---- Records for the exercise

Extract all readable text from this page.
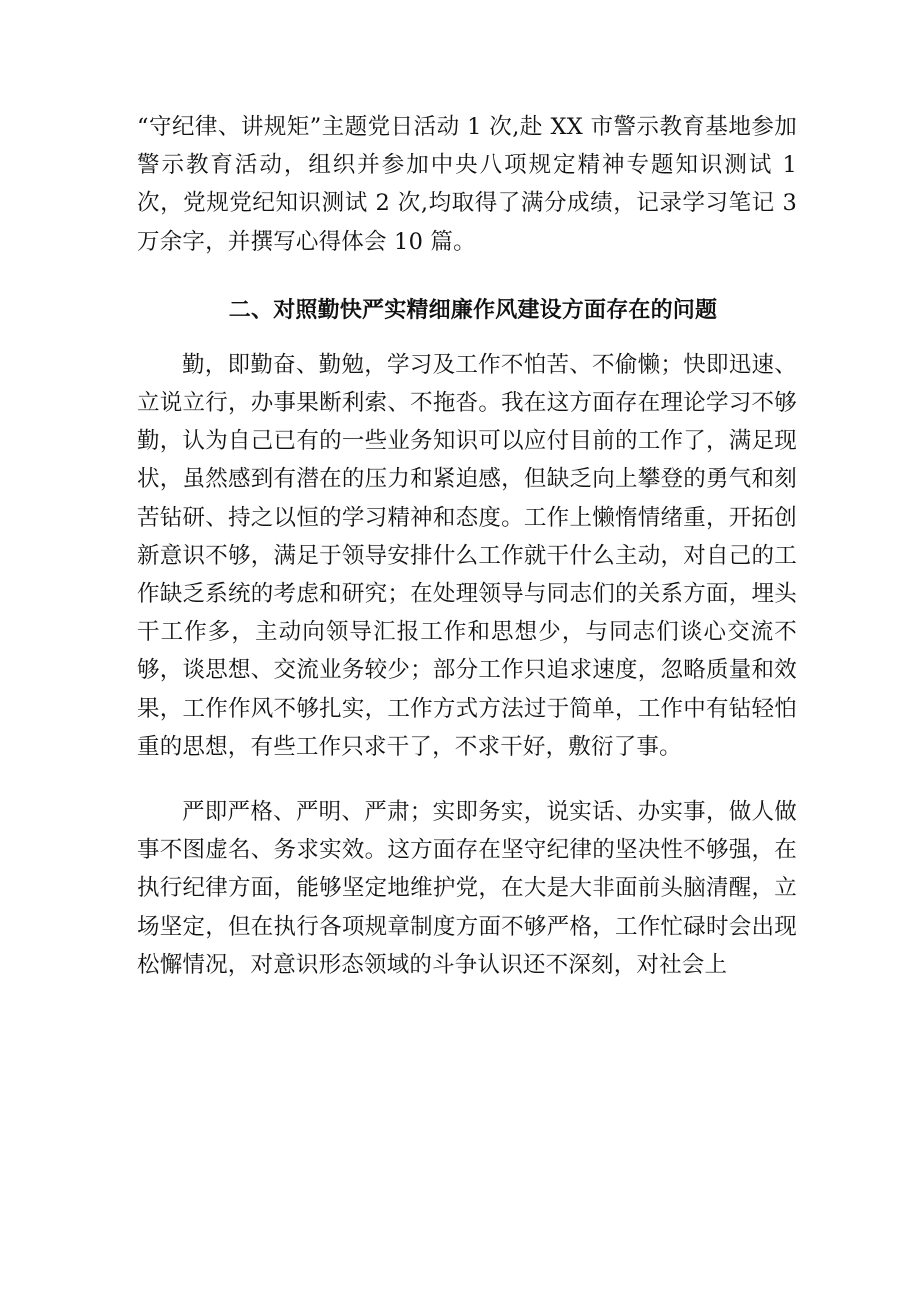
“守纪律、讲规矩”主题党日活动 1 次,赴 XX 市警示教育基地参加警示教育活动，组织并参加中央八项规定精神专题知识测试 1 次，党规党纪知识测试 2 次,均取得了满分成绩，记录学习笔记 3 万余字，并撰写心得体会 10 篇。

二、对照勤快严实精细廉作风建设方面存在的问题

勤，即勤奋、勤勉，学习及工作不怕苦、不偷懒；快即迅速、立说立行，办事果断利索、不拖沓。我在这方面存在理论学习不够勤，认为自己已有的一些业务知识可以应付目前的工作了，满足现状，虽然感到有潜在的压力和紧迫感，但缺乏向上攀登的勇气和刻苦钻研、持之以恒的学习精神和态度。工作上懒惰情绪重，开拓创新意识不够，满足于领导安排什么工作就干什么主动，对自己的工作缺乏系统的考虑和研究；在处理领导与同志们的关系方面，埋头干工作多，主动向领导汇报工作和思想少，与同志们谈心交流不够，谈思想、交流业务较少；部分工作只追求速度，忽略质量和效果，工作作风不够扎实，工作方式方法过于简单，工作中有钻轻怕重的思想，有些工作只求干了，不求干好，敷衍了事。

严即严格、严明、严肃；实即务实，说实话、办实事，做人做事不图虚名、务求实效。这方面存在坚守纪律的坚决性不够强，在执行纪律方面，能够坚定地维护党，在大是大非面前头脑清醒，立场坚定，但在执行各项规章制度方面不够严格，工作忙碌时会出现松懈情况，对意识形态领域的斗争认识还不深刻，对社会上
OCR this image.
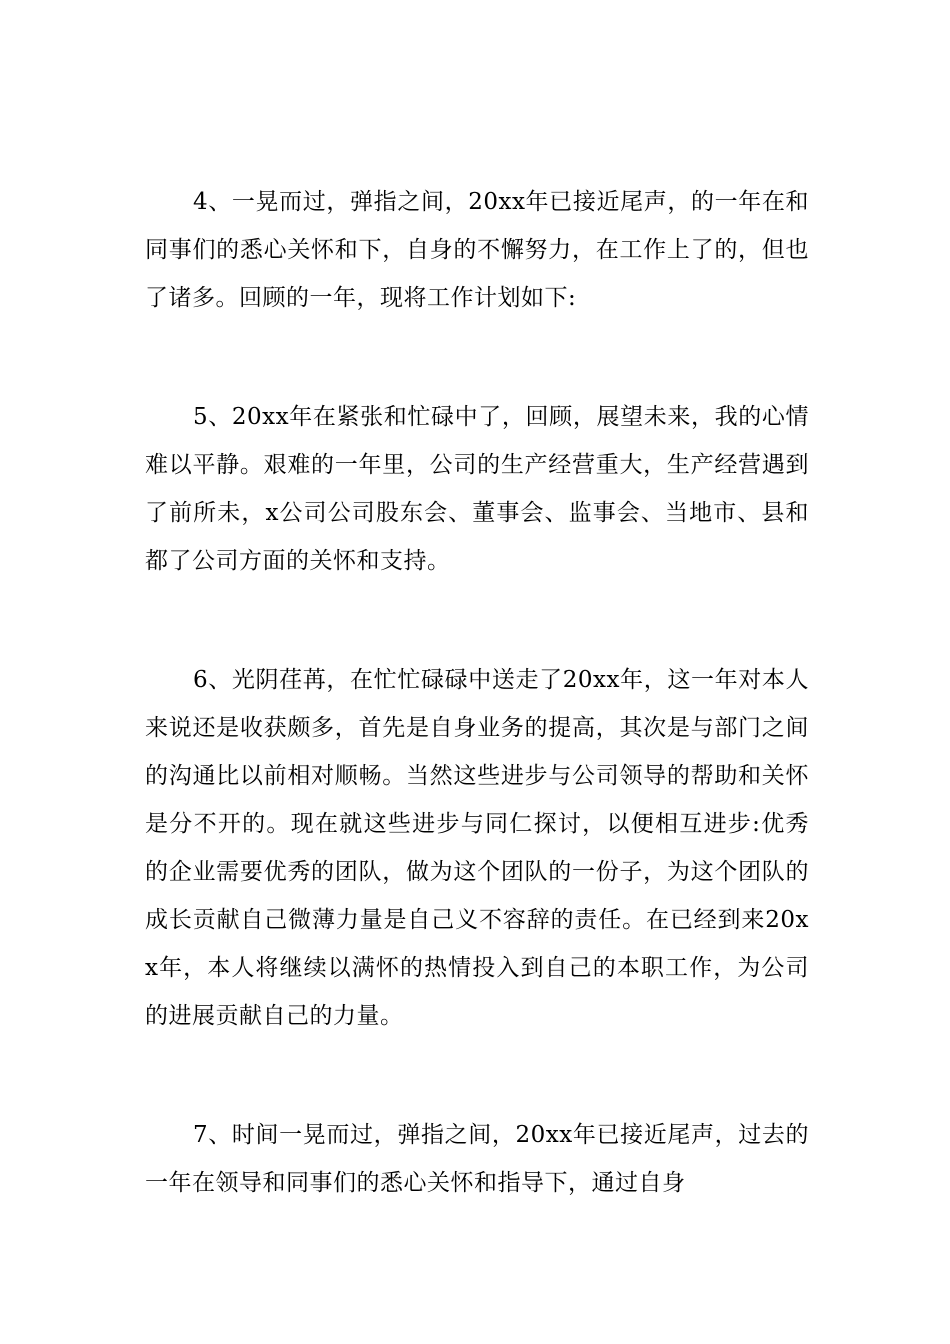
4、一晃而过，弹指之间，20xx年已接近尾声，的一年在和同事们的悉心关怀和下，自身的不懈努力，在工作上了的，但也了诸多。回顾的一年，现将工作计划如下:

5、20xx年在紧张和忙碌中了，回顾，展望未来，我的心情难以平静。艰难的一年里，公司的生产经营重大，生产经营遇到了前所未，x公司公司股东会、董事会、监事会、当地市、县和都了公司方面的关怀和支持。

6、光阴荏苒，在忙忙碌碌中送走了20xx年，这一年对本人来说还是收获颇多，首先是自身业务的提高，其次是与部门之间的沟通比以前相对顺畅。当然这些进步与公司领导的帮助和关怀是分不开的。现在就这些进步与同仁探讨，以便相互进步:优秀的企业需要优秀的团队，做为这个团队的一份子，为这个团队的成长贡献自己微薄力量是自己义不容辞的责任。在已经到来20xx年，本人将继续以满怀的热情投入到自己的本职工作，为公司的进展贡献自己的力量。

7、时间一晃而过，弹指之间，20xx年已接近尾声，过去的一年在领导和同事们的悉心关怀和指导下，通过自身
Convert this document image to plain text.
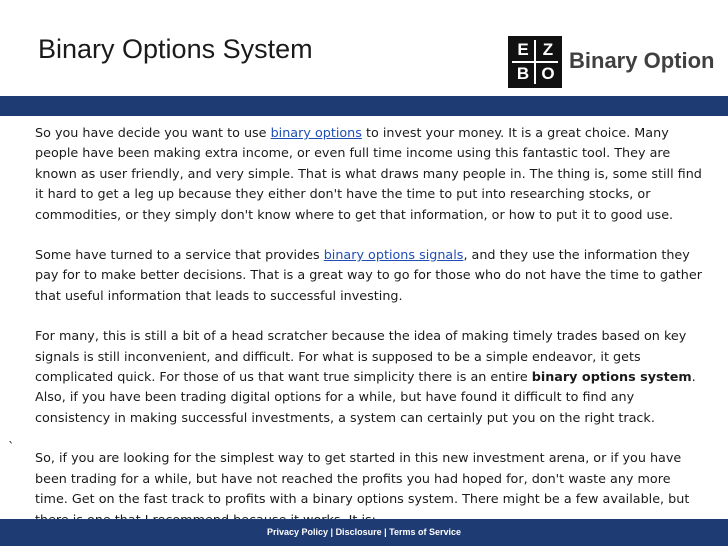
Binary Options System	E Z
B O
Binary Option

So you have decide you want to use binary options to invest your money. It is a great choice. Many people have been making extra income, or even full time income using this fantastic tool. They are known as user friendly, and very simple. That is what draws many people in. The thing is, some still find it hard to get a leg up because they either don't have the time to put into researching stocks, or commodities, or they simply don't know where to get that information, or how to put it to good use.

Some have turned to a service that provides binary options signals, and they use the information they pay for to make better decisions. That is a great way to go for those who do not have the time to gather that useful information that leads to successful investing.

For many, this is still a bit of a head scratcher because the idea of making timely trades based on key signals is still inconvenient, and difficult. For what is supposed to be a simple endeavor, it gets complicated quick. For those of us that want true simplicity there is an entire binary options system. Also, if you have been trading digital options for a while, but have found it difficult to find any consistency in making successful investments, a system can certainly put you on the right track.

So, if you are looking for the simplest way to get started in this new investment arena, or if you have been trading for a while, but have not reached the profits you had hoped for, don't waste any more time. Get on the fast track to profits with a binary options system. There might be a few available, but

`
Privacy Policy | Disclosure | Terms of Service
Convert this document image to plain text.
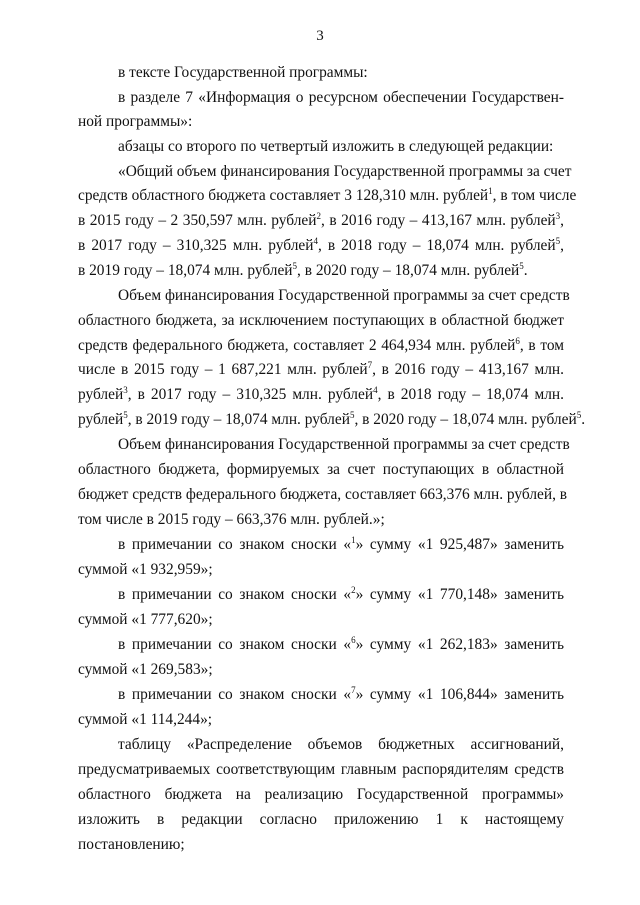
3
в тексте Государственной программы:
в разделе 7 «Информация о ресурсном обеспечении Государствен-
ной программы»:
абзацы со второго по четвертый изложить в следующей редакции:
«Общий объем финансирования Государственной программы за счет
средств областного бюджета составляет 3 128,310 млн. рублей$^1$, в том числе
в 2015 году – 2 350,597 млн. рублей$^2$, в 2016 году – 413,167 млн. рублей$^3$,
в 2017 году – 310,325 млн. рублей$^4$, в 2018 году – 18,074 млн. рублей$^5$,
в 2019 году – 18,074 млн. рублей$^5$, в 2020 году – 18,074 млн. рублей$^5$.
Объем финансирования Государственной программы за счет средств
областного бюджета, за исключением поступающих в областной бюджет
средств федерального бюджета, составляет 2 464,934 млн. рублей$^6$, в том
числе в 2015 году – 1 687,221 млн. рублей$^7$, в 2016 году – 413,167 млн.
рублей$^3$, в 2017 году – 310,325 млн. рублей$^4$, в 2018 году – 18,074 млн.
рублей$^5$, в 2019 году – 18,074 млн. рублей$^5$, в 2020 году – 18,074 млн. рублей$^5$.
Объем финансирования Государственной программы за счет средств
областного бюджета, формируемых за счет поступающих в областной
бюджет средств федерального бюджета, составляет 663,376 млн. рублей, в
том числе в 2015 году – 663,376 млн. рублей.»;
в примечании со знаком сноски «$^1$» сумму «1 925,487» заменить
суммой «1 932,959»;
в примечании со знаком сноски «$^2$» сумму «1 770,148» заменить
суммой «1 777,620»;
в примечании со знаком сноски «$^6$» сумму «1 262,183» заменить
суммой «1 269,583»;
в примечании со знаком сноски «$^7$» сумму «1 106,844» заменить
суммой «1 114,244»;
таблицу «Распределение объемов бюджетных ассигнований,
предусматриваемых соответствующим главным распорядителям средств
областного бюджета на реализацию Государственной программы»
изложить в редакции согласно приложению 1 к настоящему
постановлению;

--------

[Problem statement] Retype all of the entries exactly as written, leaving out any images.

[The response]
Extract all readable text from this page.
“守纪律、讲规矩”主题党日活动 1 次,赴 XX 市警示教育基地参加警示教育活动，组织并参加中央八项规定精神专题知识测试 1 次，党规党纪知识测试 2 次,均取得了满分成绩，记录学习笔记 3 万余字，并撰写心得体会 10 篇。

二、对照勤快严实精细廉作风建设方面存在的问题

勤，即勤奋、勤勉，学习及工作不怕苦、不偷懒；快即迅速、立说立行，办事果断利索、不拖沓。我在这方面存在理论学习不够勤，认为自己已有的一些业务知识可以应付目前的工作了，满足现状，虽然感到有潜在的压力和紧迫感，但缺乏向上攀登的勇气和刻苦钻研、持之以恒的学习精神和态度。工作上懒惰情绪重，开拓创新意识不够，满足于领导安排什么工作就干什么主动，对自己的工作缺乏系统的考虑和研究；在处理领导与同志们的关系方面，埋头干工作多，主动向领导汇报工作和思想少，与同志们谈心交流不够，谈思想、交流业务较少；部分工作只追求速度，忽略质量和效果，工作作风不够扎实，工作方式方法过于简单，工作中有钻轻怕重的思想，有些工作只求干了，不求干好，敷衍了事。

严即严格、严明、严肃；实即务实，说实话、办实事，做人做事不图虚名、务求实效。这方面存在坚守纪律的坚决性不够强，在执行纪律方面，能够坚定地维护党，在大是大非面前头脑清醒，立场坚定，但在执行各项规章制度方面不够严格，工作忙碌时会出现松懈情况，对意识形态领域的斗争认识还不深刻，对社会上
OCR this image.
4、一晃而过，弹指之间，20xx年已接近尾声，的一年在和同事们的悉心关怀和下，自身的不懈努力，在工作上了的，但也了诸多。回顾的一年，现将工作计划如下:

5、20xx年在紧张和忙碌中了，回顾，展望未来，我的心情难以平静。艰难的一年里，公司的生产经营重大，生产经营遇到了前所未，x公司公司股东会、董事会、监事会、当地市、县和都了公司方面的关怀和支持。

6、光阴荏苒，在忙忙碌碌中送走了20xx年，这一年对本人来说还是收获颇多，首先是自身业务的提高，其次是与部门之间的沟通比以前相对顺畅。当然这些进步与公司领导的帮助和关怀是分不开的。现在就这些进步与同仁探讨，以便相互进步:优秀的企业需要优秀的团队，做为这个团队的一份子，为这个团队的成长贡献自己微薄力量是自己义不容辞的责任。在已经到来20xx年，本人将继续以满怀的热情投入到自己的本职工作，为公司的进展贡献自己的力量。

7、时间一晃而过，弹指之间，20xx年已接近尾声，过去的一年在领导和同事们的悉心关怀和指导下，通过自身
Convert this document image to plain text.
Binary Options System	E Z
B O
Binary Option

So you have decide you want to use binary options to invest your money. It is a great choice. Many people have been making extra income, or even full time income using this fantastic tool. They are known as user friendly, and very simple. That is what draws many people in. The thing is, some still find it hard to get a leg up because they either don't have the time to put into researching stocks, or commodities, or they simply don't know where to get that information, or how to put it to good use.

Some have turned to a service that provides binary options signals, and they use the information they pay for to make better decisions. That is a great way to go for those who do not have the time to gather that useful information that leads to successful investing.

For many, this is still a bit of a head scratcher because the idea of making timely trades based on key signals is still inconvenient, and difficult. For what is supposed to be a simple endeavor, it gets complicated quick. For those of us that want true simplicity there is an entire binary options system. Also, if you have been trading digital options for a while, but have found it difficult to find any consistency in making successful investments, a system can certainly put you on the right track.

So, if you are looking for the simplest way to get started in this new investment arena, or if you have been trading for a while, but have not reached the profits you had hoped for, don't waste any more time. Get on the fast track to profits with a binary options system. There might be a few available, but

`
Privacy Policy | Disclosure | Terms of Service
Convert this document image to plain text.
3
в тексте Государственной программы:
в разделе 7 «Информация о ресурсном обеспечении Государствен-
ной программы»:
абзацы со второго по четвертый изложить в следующей редакции:
«Общий объем финансирования Государственной программы за счет
средств областного бюджета составляет 3 128,310 млн. рублей$^1$, в том числе
в 2015 году – 2 350,597 млн. рублей$^2$, в 2016 году – 413,167 млн. рублей$^3$,
в 2017 году – 310,325 млн. рублей$^4$, в 2018 году – 18,074 млн. рублей$^5$,
в 2019 году – 18,074 млн. рублей$^5$, в 2020 году – 18,074 млн. рублей$^5$.
Объем финансирования Государственной программы за счет средств
областного бюджета, за исключением поступающих в областной бюджет
средств федерального бюджета, составляет 2 464,934 млн. рублей$^6$, в том
числе в 2015 году – 1 687,221 млн. рублей$^7$, в 2016 году – 413,167 млн.
рублей$^3$, в 2017 году – 310,325 млн. рублей$^4$, в 2018 году – 18,074 млн.
рублей$^5$, в 2019 году – 18,074 млн. рублей$^5$, в 2020 году – 18,074 млн. рублей$^5$.
Объем финансирования Государственной программы за счет средств
областного бюджета, формируемых за счет поступающих в областной
бюджет средств федерального бюджета, составляет 663,376 млн. рублей, в
том числе в 2015 году – 663,376 млн. рублей.»;
в примечании со знаком сноски «$^1$» сумму «1 925,487» заменить
суммой «1 932,959»;
в примечании со знаком сноски «$^2$» сумму «1 770,148» заменить
суммой «1 777,620»;
в примечании со знаком сноски «$^6$» сумму «1 262,183» заменить
суммой «1 269,583»;
в примечании со знаком сноски «$^7$» сумму «1 106,844» заменить
суммой «1 114,244»;
таблицу «Распределение объемов бюджетных ассигнований,
предусматриваемых соответствующим главным распорядителям средств
областного бюджета на реализацию Государственной программы»
изложить в редакции согласно приложению 1 к настоящему
постановлению;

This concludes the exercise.